### Exercise aim
Count how many lines of the data include "prorodzinnych". The answer is that number and nothing else.

### Material for this exercise
>>>>>

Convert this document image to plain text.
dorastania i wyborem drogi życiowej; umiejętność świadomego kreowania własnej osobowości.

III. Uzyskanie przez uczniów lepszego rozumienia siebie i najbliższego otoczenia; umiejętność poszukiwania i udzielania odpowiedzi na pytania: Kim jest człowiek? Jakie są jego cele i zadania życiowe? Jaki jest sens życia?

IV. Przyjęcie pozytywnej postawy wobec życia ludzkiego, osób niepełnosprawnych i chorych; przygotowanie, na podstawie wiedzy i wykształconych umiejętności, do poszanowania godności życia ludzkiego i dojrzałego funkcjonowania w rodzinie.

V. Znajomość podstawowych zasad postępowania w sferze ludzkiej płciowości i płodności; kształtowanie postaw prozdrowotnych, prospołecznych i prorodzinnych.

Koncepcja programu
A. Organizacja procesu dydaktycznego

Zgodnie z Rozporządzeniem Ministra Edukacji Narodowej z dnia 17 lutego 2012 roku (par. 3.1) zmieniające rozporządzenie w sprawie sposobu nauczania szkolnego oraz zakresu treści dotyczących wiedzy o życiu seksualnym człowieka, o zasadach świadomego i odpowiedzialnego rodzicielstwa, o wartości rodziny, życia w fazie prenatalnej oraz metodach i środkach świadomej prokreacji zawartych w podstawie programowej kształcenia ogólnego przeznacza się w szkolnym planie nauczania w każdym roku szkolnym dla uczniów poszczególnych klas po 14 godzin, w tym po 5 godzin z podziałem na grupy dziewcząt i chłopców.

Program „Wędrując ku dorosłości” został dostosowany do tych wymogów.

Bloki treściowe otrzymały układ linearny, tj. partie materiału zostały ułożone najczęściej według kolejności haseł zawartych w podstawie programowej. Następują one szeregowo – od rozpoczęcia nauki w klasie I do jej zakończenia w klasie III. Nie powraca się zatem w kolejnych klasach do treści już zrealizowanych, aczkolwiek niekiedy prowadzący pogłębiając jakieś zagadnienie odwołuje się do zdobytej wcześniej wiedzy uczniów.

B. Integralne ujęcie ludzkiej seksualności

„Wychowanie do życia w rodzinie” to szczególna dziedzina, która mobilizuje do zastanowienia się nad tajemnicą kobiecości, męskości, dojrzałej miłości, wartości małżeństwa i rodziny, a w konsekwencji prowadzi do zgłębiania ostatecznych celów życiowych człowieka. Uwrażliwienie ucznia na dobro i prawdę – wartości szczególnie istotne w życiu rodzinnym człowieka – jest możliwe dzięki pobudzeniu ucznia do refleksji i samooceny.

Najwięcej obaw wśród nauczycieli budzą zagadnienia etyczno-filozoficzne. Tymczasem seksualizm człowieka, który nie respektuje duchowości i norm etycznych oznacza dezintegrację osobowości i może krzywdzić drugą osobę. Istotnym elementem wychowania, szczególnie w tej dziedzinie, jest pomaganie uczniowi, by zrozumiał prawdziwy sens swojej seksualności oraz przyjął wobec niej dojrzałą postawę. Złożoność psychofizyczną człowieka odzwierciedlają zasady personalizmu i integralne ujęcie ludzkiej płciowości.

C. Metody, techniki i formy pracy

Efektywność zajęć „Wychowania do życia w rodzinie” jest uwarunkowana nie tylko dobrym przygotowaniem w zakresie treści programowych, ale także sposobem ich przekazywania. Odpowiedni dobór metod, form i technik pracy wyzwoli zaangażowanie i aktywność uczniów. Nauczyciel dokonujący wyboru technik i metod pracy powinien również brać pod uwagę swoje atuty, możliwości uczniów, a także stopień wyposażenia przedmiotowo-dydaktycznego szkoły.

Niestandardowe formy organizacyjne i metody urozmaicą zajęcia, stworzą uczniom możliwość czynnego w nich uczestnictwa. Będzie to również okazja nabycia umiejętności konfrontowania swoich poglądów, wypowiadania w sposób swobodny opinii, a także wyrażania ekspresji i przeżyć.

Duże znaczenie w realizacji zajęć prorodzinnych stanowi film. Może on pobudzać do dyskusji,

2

<<<<<

### Task solution
2